Wherever the word "title" shows up in a line, please copy that line.

##########

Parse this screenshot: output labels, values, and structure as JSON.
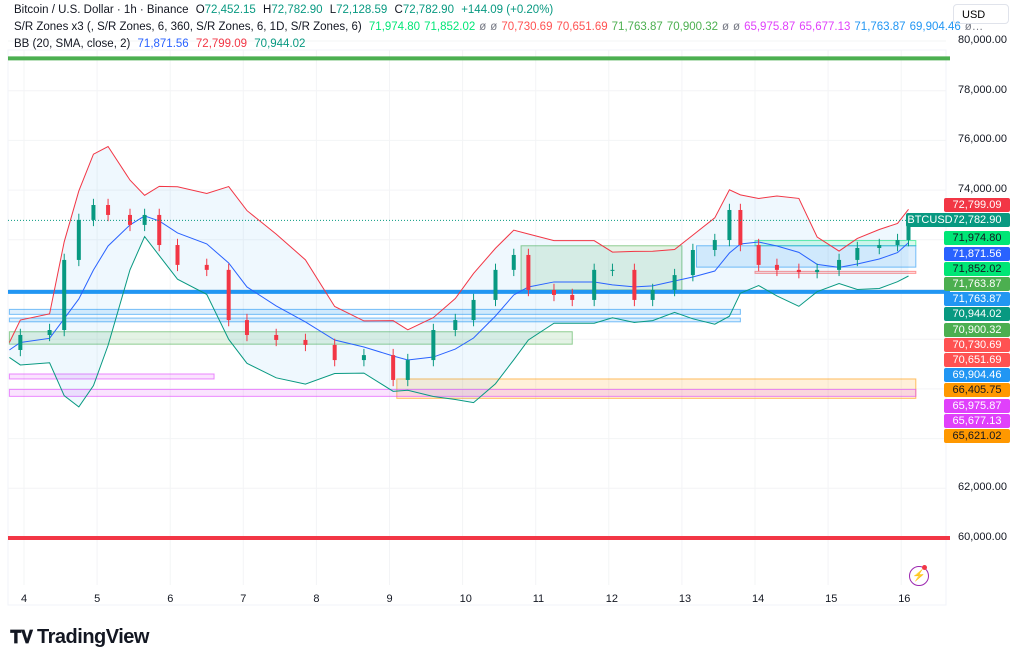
{
  "header": {
    "symbol_line": {
      "title": "Bitcoin / U.S. Dollar · 1h · Binance",
      "open_label": "O",
      "open": "72,452.15",
      "high_label": "H",
      "high": "72,782.90",
      "low_label": "L",
      "low": "72,128.59",
      "close_label": "C",
      "close": "72,782.90",
      "change": "+144.09 (+0.20%)"
    },
    "sr_line": {
      "title": "S/R Zones x3 (, S/R Zones, 6, 360, S/R Zones, 6, 1D, S/R Zones, 6)",
      "values": [
        {
          "text": "71,974.80",
          "color": "#00e676"
        },
        {
          "text": "71,852.02",
          "color": "#00e676"
        },
        {
          "text": "ø",
          "color": "#787b86"
        },
        {
          "text": "ø",
          "color": "#787b86"
        },
        {
          "text": "70,730.69",
          "color": "#ff5252"
        },
        {
          "text": "70,651.69",
          "color": "#ff5252"
        },
        {
          "text": "71,763.87",
          "color": "#4caf50"
        },
        {
          "text": "70,900.32",
          "color": "#4caf50"
        },
        {
          "text": "ø",
          "color": "#787b86"
        },
        {
          "text": "ø",
          "color": "#787b86"
        },
        {
          "text": "65,975.87",
          "color": "#e040fb"
        },
        {
          "text": "65,677.13",
          "color": "#e040fb"
        },
        {
          "text": "71,763.87",
          "color": "#2196f3"
        },
        {
          "text": "69,904.46",
          "color": "#2196f3"
        },
        {
          "text": "ø…",
          "color": "#787b86"
        }
      ]
    },
    "bb_line": {
      "title": "BB (20, SMA, close, 2)",
      "basis": "71,871.56",
      "upper": "72,799.09",
      "lower": "70,944.02"
    },
    "currency": "USD"
  },
  "price_labels": [
    {
      "text": "72,799.09",
      "bg": "#f23645",
      "fg": "#ffffff",
      "price": 72799.09
    },
    {
      "text": "72,782.90",
      "bg": "#089981",
      "fg": "#ffffff",
      "price": 72782.9
    },
    {
      "text": "71,974.80",
      "bg": "#00e676",
      "fg": "#131722",
      "price": 71974.8
    },
    {
      "text": "71,871.56",
      "bg": "#2962ff",
      "fg": "#ffffff",
      "price": 71871.56
    },
    {
      "text": "71,852.02",
      "bg": "#00e676",
      "fg": "#131722",
      "price": 71852.02
    },
    {
      "text": "71,763.87",
      "bg": "#4caf50",
      "fg": "#ffffff",
      "price": 71763.87
    },
    {
      "text": "71,763.87",
      "bg": "#2196f3",
      "fg": "#ffffff",
      "price": 71763.87
    },
    {
      "text": "70,944.02",
      "bg": "#089981",
      "fg": "#ffffff",
      "price": 70944.02
    },
    {
      "text": "70,900.32",
      "bg": "#4caf50",
      "fg": "#ffffff",
      "price": 70900.32
    },
    {
      "text": "70,730.69",
      "bg": "#ff5252",
      "fg": "#ffffff",
      "price": 70730.69
    },
    {
      "text": "70,651.69",
      "bg": "#ff5252",
      "fg": "#ffffff",
      "price": 70651.69
    },
    {
      "text": "69,904.46",
      "bg": "#2196f3",
      "fg": "#ffffff",
      "price": 69904.46
    },
    {
      "text": "66,405.75",
      "bg": "#ff9800",
      "fg": "#131722",
      "price": 66405.75
    },
    {
      "text": "65,975.87",
      "bg": "#e040fb",
      "fg": "#ffffff",
      "price": 65975.87
    },
    {
      "text": "65,677.13",
      "bg": "#e040fb",
      "fg": "#ffffff",
      "price": 65677.13
    },
    {
      "text": "65,621.02",
      "bg": "#ff9800",
      "fg": "#131722",
      "price": 65621.02
    }
  ],
  "symbol_tag": "BTCUSD",
  "brand": "TradingView",
  "chart_data": {
    "type": "candlestick",
    "y_ticks": [
      "80,000.00",
      "78,000.00",
      "76,000.00",
      "74,000.00",
      "62,000.00",
      "60,000.00"
    ],
    "y_tick_values": [
      80000,
      78000,
      76000,
      74000,
      62000,
      60000
    ],
    "x_ticks": [
      "4",
      "5",
      "6",
      "7",
      "8",
      "9",
      "10",
      "11",
      "12",
      "13",
      "14",
      "15",
      "16"
    ],
    "ylim": [
      60000,
      80000
    ],
    "xlim": [
      3.8,
      17.2
    ],
    "grid": true,
    "colors": {
      "up": "#089981",
      "down": "#f23645",
      "bb_basis": "#2962ff",
      "bb_upper": "#f23645",
      "bb_lower": "#089981"
    },
    "x": [
      3.8,
      3.95,
      4.35,
      4.55,
      4.75,
      4.95,
      5.15,
      5.45,
      5.65,
      5.85,
      6.1,
      6.5,
      6.8,
      7.05,
      7.45,
      7.85,
      8.25,
      8.65,
      9.05,
      9.25,
      9.6,
      9.9,
      10.15,
      10.45,
      10.7,
      10.9,
      11.25,
      11.5,
      11.8,
      12.05,
      12.35,
      12.6,
      12.9,
      13.15,
      13.45,
      13.65,
      13.8,
      14.05,
      14.3,
      14.6,
      14.85,
      15.15,
      15.4,
      15.7,
      15.95,
      16.1
    ],
    "close": [
      67566,
      68170,
      68370,
      71190,
      72800,
      73400,
      73000,
      72600,
      73000,
      71790,
      70990,
      70790,
      68770,
      68170,
      67970,
      67770,
      67160,
      67360,
      66360,
      67160,
      68370,
      68770,
      69580,
      70790,
      71390,
      69980,
      69780,
      69580,
      70790,
      70790,
      69580,
      69980,
      70580,
      71590,
      71990,
      73200,
      71790,
      70990,
      70790,
      70700,
      70790,
      71190,
      71670,
      71790,
      71990,
      72783
    ],
    "horizontal_lines": [
      {
        "price": 79300,
        "color": "#4caf50"
      },
      {
        "price": 69904.46,
        "color": "#2196f3"
      },
      {
        "price": 60000,
        "color": "#f23645"
      }
    ],
    "zones": [
      {
        "low": 68700,
        "high": 68850,
        "from": 3.8,
        "to": 13.8,
        "color": "#2196f3"
      },
      {
        "low": 67800,
        "high": 68300,
        "from": 3.8,
        "to": 11.5,
        "color": "#4caf50"
      },
      {
        "low": 69000,
        "high": 69200,
        "from": 3.8,
        "to": 13.8,
        "color": "#2196f3"
      },
      {
        "low": 66400,
        "high": 66600,
        "from": 3.8,
        "to": 6.6,
        "color": "#e040fb"
      },
      {
        "low": 65620,
        "high": 66400,
        "from": 9.1,
        "to": 16.2,
        "color": "#ff9800"
      },
      {
        "low": 65700,
        "high": 65980,
        "from": 3.8,
        "to": 16.2,
        "color": "#e040fb"
      },
      {
        "low": 71760,
        "high": 71970,
        "from": 14.0,
        "to": 16.2,
        "color": "#00e676"
      },
      {
        "low": 70650,
        "high": 70730,
        "from": 14.0,
        "to": 16.2,
        "color": "#ff5252"
      },
      {
        "low": 69980,
        "high": 71760,
        "from": 10.8,
        "to": 13.0,
        "color": "#4caf50"
      },
      {
        "low": 70900,
        "high": 71760,
        "from": 13.2,
        "to": 16.2,
        "color": "#2196f3"
      }
    ]
  }
}
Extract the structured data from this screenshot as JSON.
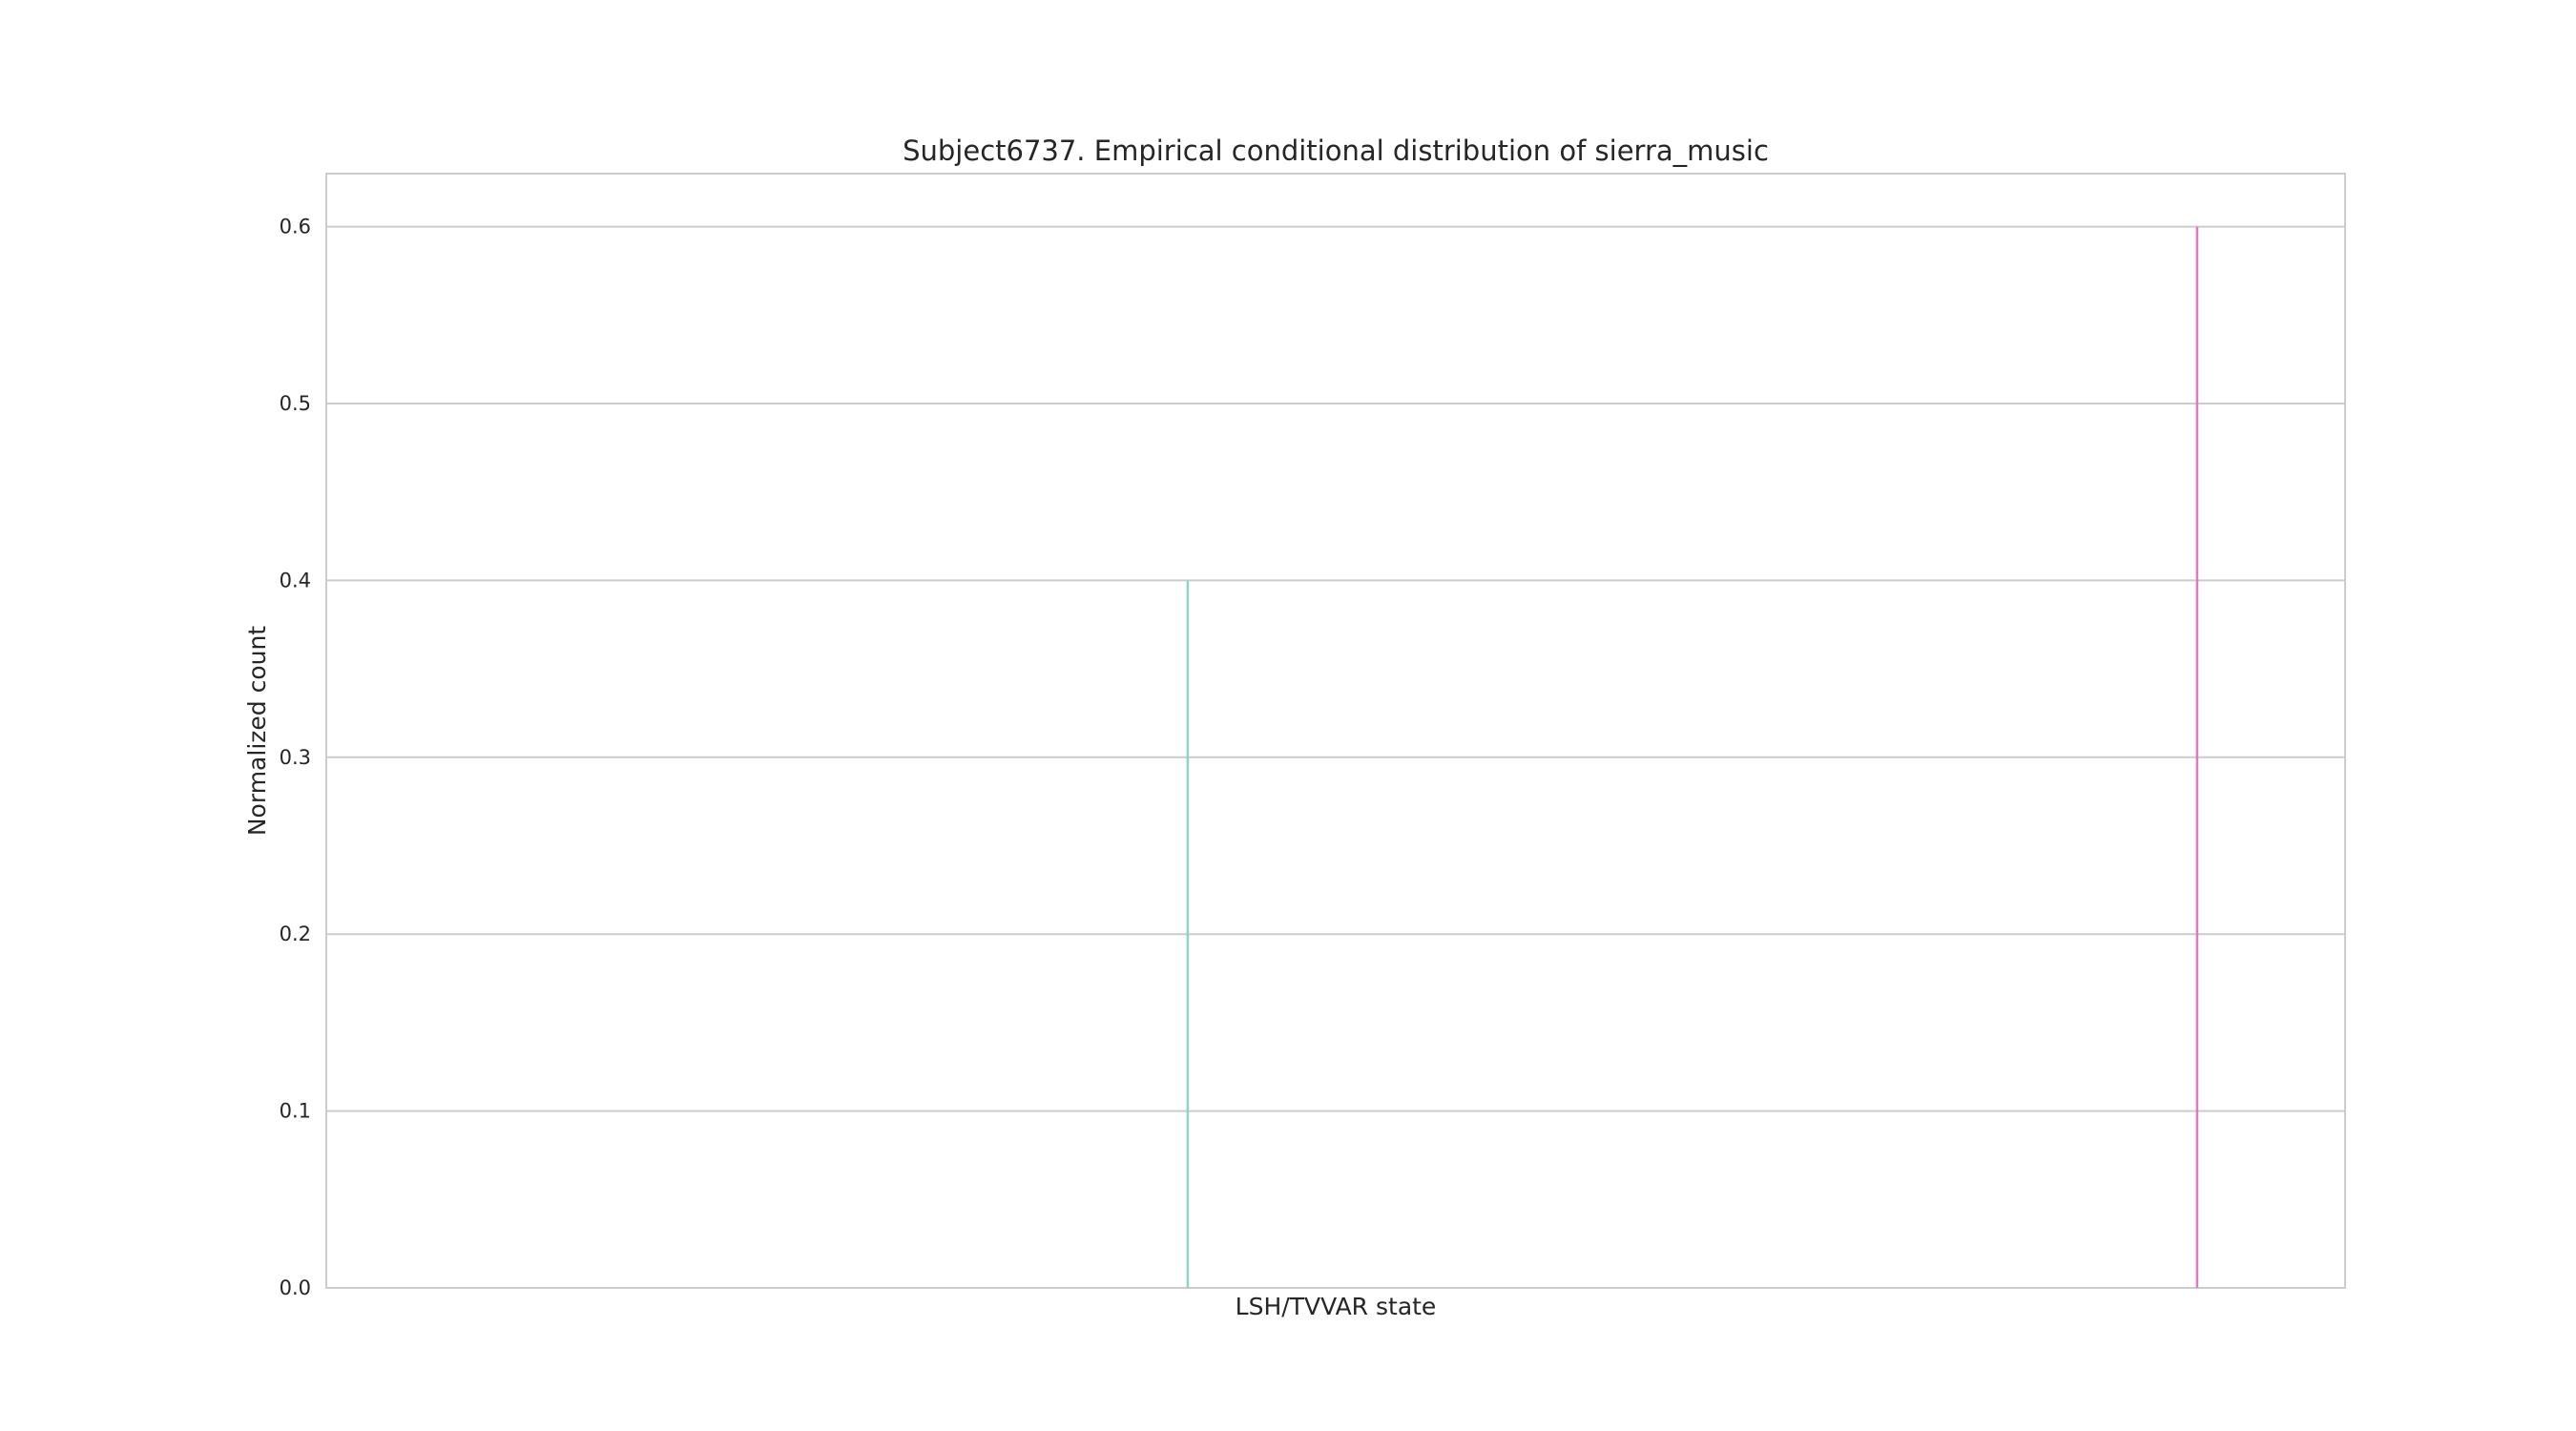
{
  "chart_data": {
    "type": "bar",
    "title": "Subject6737. Empirical conditional distribution of sierra_music",
    "xlabel": "LSH/TVVAR state",
    "ylabel": "Normalized count",
    "ylim": [
      0,
      0.63
    ],
    "yticks": [
      0.0,
      0.1,
      0.2,
      0.3,
      0.4,
      0.5,
      0.6
    ],
    "ytick_labels": [
      "0.0",
      "0.1",
      "0.2",
      "0.3",
      "0.4",
      "0.5",
      "0.6"
    ],
    "grid": true,
    "legend": "none",
    "x_range": [
      0,
      1
    ],
    "bars": [
      {
        "x": 0.4267,
        "value": 0.4,
        "color": "#8dd3c7"
      },
      {
        "x": 0.9267,
        "value": 0.6,
        "color": "#e377c2"
      }
    ]
  },
  "colors": {
    "grid": "#cccccc",
    "frame": "#cccccc",
    "text": "#262626"
  }
}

##########

> [COMPLETE ANSWER]
      "title": "Bitcoin / U.S. Dollar · 1h · Binance",
      "title": "S/R Zones x3 (, S/R Zones, 6, 360, S/R Zones, 6, 1D, S/R Zones, 6)",
      "title": "BB (20, SMA, close, 2)",
    "title": "Subject6737. Empirical conditional distribution of sierra_music",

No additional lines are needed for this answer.